'''

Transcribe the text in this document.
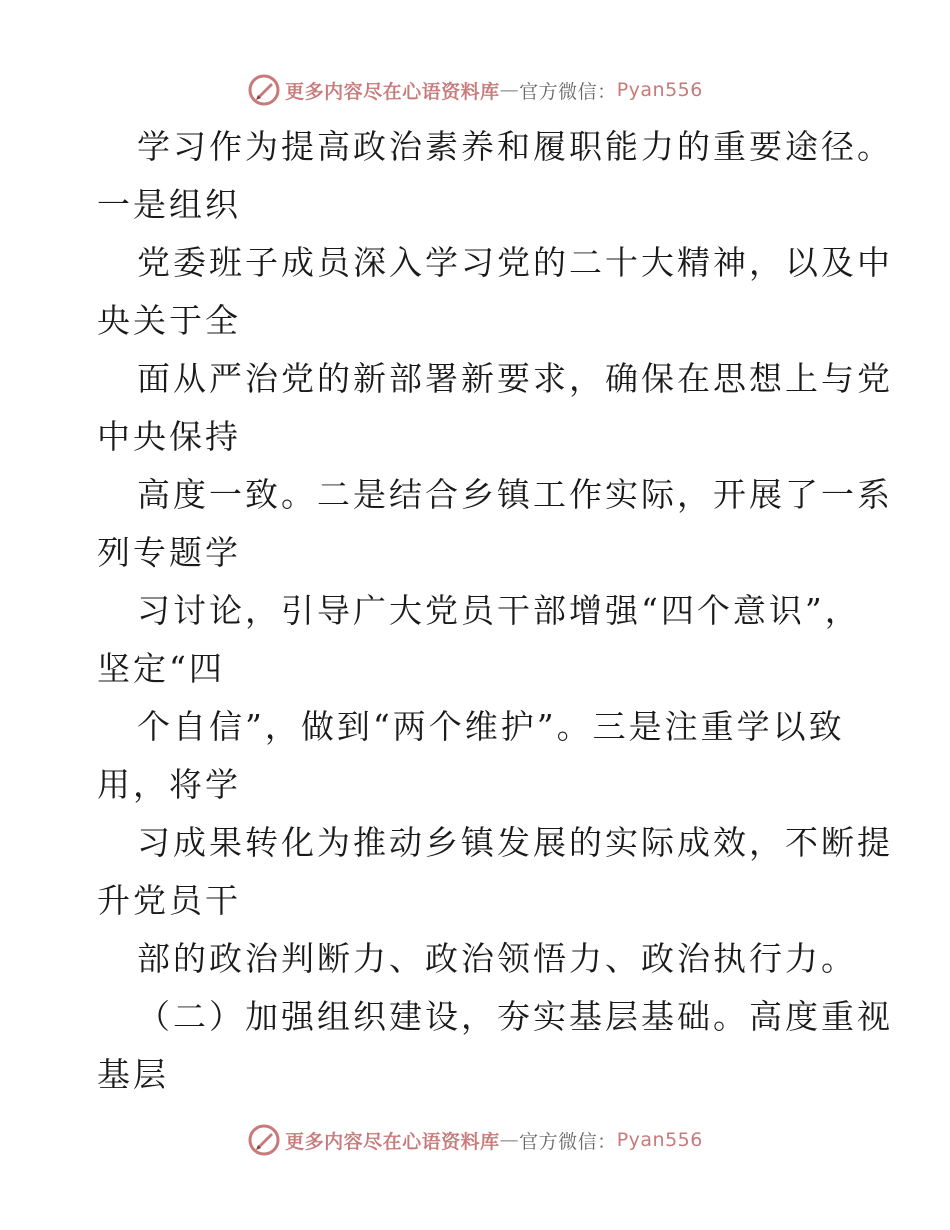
更多内容尽在心语资料库 — 官方微信： Pyan556
学习作为提高政治素养和履职能力的重要途径。
一是组织
党委班子成员深入学习党的二十大精神，以及中
央关于全
面从严治党的新部署新要求，确保在思想上与党
中央保持
高度一致。二是结合乡镇工作实际，开展了一系
列专题学
习讨论，引导广大党员干部增强“四个意识”，
坚定“四
个自信”，做到“两个维护”。三是注重学以致
用，将学
习成果转化为推动乡镇发展的实际成效，不断提
升党员干
部的政治判断力、政治领悟力、政治执行力。
（二）加强组织建设，夯实基层基础。高度重视
基层
更多内容尽在心语资料库 — 官方微信： Pyan556
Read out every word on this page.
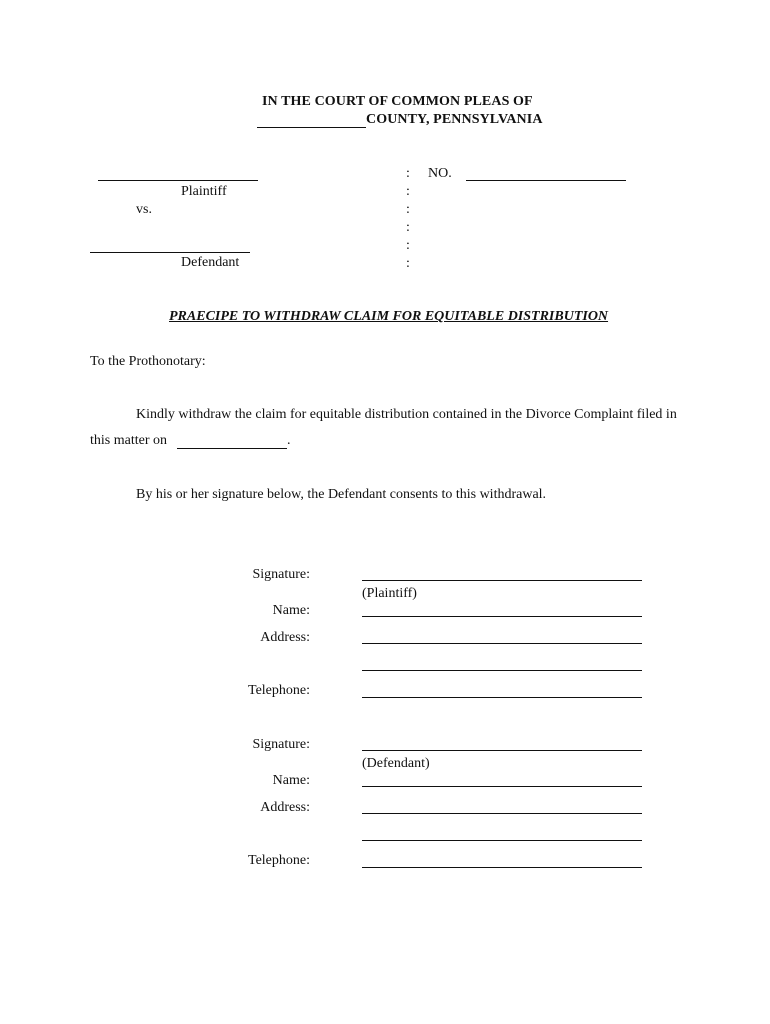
IN THE COURT OF COMMON PLEAS OF
COUNTY, PENNSYLVANIA
Plaintiff
vs.
Defendant
:
:
:
:
:
:
NO.
PRAECIPE TO WITHDRAW CLAIM FOR EQUITABLE DISTRIBUTION
To the Prothonotary:
Kindly withdraw the claim for equitable distribution contained in the Divorce Complaint filed in
this matter on	.
By his or her signature below, the Defendant consents to this withdrawal.
Signature:
(Plaintiff)
Name:
Address:
Telephone:
Signature:
(Defendant)
Name:
Address:
Telephone:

'''

Reproduce the material above exactly, but only from the line with "Read out every word on this page." through its last line, leaving pictures out.

Read out every word on this page.
IN THE COURT OF COMMON PLEAS OF
COUNTY, PENNSYLVANIA
Plaintiff
vs.
Defendant
:
:
:
:
:
:
NO.
PRAECIPE TO WITHDRAW CLAIM FOR EQUITABLE DISTRIBUTION
To the Prothonotary:
Kindly withdraw the claim for equitable distribution contained in the Divorce Complaint filed in
this matter on	.
By his or her signature below, the Defendant consents to this withdrawal.
Signature:
(Plaintiff)
Name:
Address:
Telephone:
Signature:
(Defendant)
Name:
Address:
Telephone:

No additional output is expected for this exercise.